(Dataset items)
## START
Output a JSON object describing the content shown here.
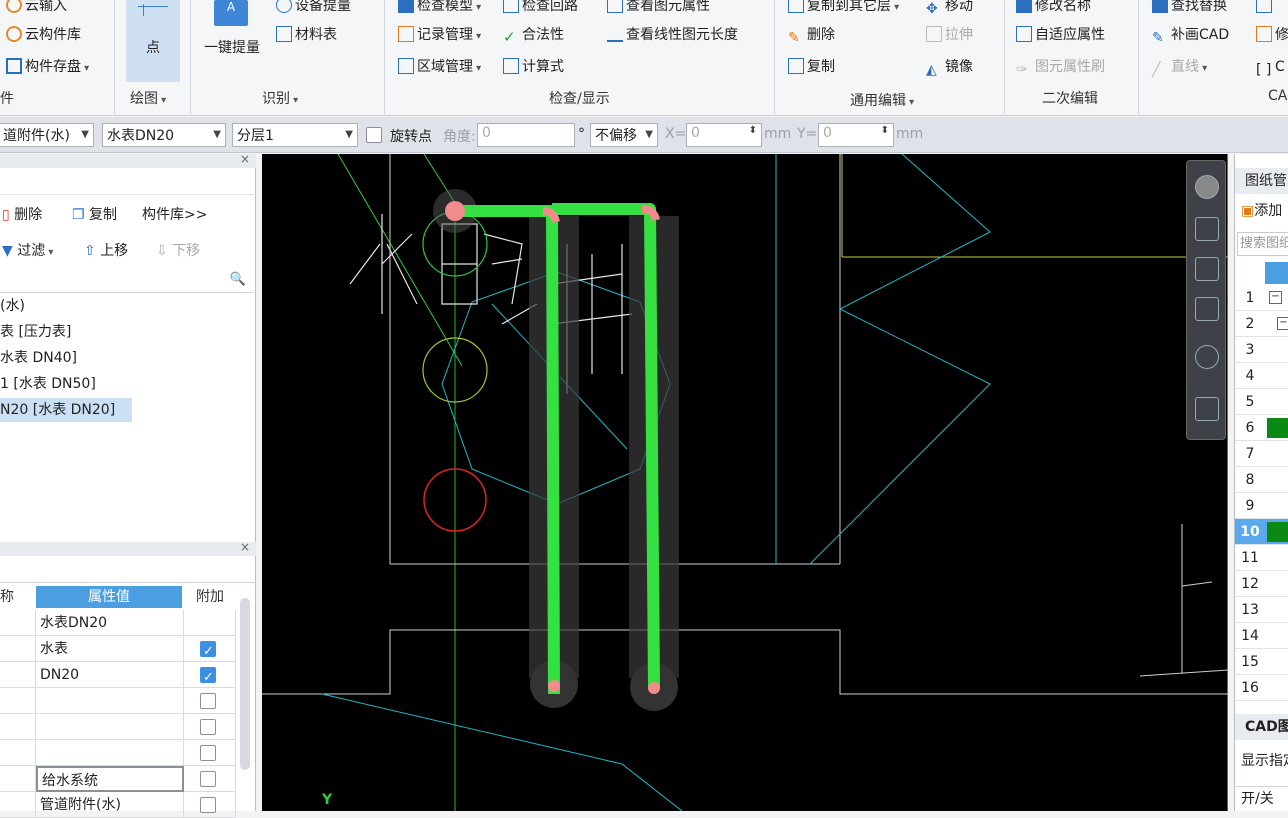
{
  "ribbon": {
    "cloud_input": "云输入",
    "cloud_lib": "云构件库",
    "save_comp": "构件存盘",
    "group_comp": "件",
    "point": "点",
    "group_draw": "绘图",
    "one_click": "一键提量",
    "device_qty": "设备提量",
    "material": "材料表",
    "group_identify": "识别",
    "check_model": "检查模型",
    "check_loop": "检查回路",
    "view_prop": "查看图元属性",
    "record_mgmt": "记录管理",
    "legality": "合法性",
    "view_len": "查看线性图元长度",
    "area_mgmt": "区域管理",
    "calc": "计算式",
    "group_check": "检查/显示",
    "copy_layer": "复制到其它层",
    "move": "移动",
    "delete": "删除",
    "stretch": "拉伸",
    "copy": "复制",
    "mirror": "镜像",
    "group_edit": "通用编辑",
    "rename": "修改名称",
    "adaptive": "自适应属性",
    "brush": "图元属性刷",
    "group_secondary": "二次编辑",
    "find_replace": "查找替换",
    "fill_cad": "补画CAD",
    "line": "直线",
    "group_cad": "CA",
    "cut1": "修",
    "cut2": "C"
  },
  "toolbar": {
    "type": "道附件(水)",
    "component": "水表DN20",
    "layer": "分层1",
    "rotate_label": "旋转点",
    "angle_label": "角度:",
    "angle_value": "0",
    "degree": "°",
    "offset": "不偏移",
    "x_label": "X=",
    "x_value": "0",
    "unit1": "mm",
    "y_label": "Y=",
    "y_value": "0",
    "unit2": "mm"
  },
  "left": {
    "delete": "删除",
    "copy": "复制",
    "lib": "构件库>>",
    "filter": "过滤",
    "up": "上移",
    "down": "下移",
    "tree": [
      "(水)",
      "表 [压力表]",
      "水表 DN40]",
      "1 [水表 DN50]",
      "N20 [水表 DN20]"
    ],
    "prop_header_name": "称",
    "prop_header_value": "属性值",
    "prop_header_extra": "附加",
    "props": [
      {
        "value": "水表DN20",
        "check": null
      },
      {
        "value": "水表",
        "check": true
      },
      {
        "value": "DN20",
        "check": true
      },
      {
        "value": "",
        "check": false
      },
      {
        "value": "",
        "check": false
      },
      {
        "value": "",
        "check": false
      },
      {
        "value": "给水系统",
        "check": false
      },
      {
        "value": "管道附件(水)",
        "check": false
      }
    ]
  },
  "right": {
    "title": "图纸管",
    "add": "添加",
    "search": "搜索图纸",
    "rows": [
      "1",
      "2",
      "3",
      "4",
      "5",
      "6",
      "7",
      "8",
      "9",
      "10",
      "11",
      "12",
      "13",
      "14",
      "15",
      "16"
    ],
    "cad_title": "CAD图",
    "show_label": "显示指定",
    "toggle": "开/关"
  },
  "canvas": {
    "y_axis": "Y"
  }
}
## END
● **OBJECTIVE**: Do not include the images; transcribe the rest of the listing exactly.

● **TASK RESPONSE**:
Output a JSON object describing the content shown here.
{
  "ribbon": {
    "cloud_input": "云输入",
    "cloud_lib": "云构件库",
    "save_comp": "构件存盘",
    "group_comp": "件",
    "point": "点",
    "group_draw": "绘图",
    "one_click": "一键提量",
    "device_qty": "设备提量",
    "material": "材料表",
    "group_identify": "识别",
    "check_model": "检查模型",
    "check_loop": "检查回路",
    "view_prop": "查看图元属性",
    "record_mgmt": "记录管理",
    "legality": "合法性",
    "view_len": "查看线性图元长度",
    "area_mgmt": "区域管理",
    "calc": "计算式",
    "group_check": "检查/显示",
    "copy_layer": "复制到其它层",
    "move": "移动",
    "delete": "删除",
    "stretch": "拉伸",
    "copy": "复制",
    "mirror": "镜像",
    "group_edit": "通用编辑",
    "rename": "修改名称",
    "adaptive": "自适应属性",
    "brush": "图元属性刷",
    "group_secondary": "二次编辑",
    "find_replace": "查找替换",
    "fill_cad": "补画CAD",
    "line": "直线",
    "group_cad": "CA",
    "cut1": "修",
    "cut2": "C"
  },
  "toolbar": {
    "type": "道附件(水)",
    "component": "水表DN20",
    "layer": "分层1",
    "rotate_label": "旋转点",
    "angle_label": "角度:",
    "angle_value": "0",
    "degree": "°",
    "offset": "不偏移",
    "x_label": "X=",
    "x_value": "0",
    "unit1": "mm",
    "y_label": "Y=",
    "y_value": "0",
    "unit2": "mm"
  },
  "left": {
    "delete": "删除",
    "copy": "复制",
    "lib": "构件库>>",
    "filter": "过滤",
    "up": "上移",
    "down": "下移",
    "tree": [
      "(水)",
      "表 [压力表]",
      "水表 DN40]",
      "1 [水表 DN50]",
      "N20 [水表 DN20]"
    ],
    "prop_header_name": "称",
    "prop_header_value": "属性值",
    "prop_header_extra": "附加",
    "props": [
      {
        "value": "水表DN20",
        "check": null
      },
      {
        "value": "水表",
        "check": true
      },
      {
        "value": "DN20",
        "check": true
      },
      {
        "value": "",
        "check": false
      },
      {
        "value": "",
        "check": false
      },
      {
        "value": "",
        "check": false
      },
      {
        "value": "给水系统",
        "check": false
      },
      {
        "value": "管道附件(水)",
        "check": false
      }
    ]
  },
  "right": {
    "title": "图纸管",
    "add": "添加",
    "search": "搜索图纸",
    "rows": [
      "1",
      "2",
      "3",
      "4",
      "5",
      "6",
      "7",
      "8",
      "9",
      "10",
      "11",
      "12",
      "13",
      "14",
      "15",
      "16"
    ],
    "cad_title": "CAD图",
    "show_label": "显示指定",
    "toggle": "开/关"
  },
  "canvas": {
    "y_axis": "Y"
  }
}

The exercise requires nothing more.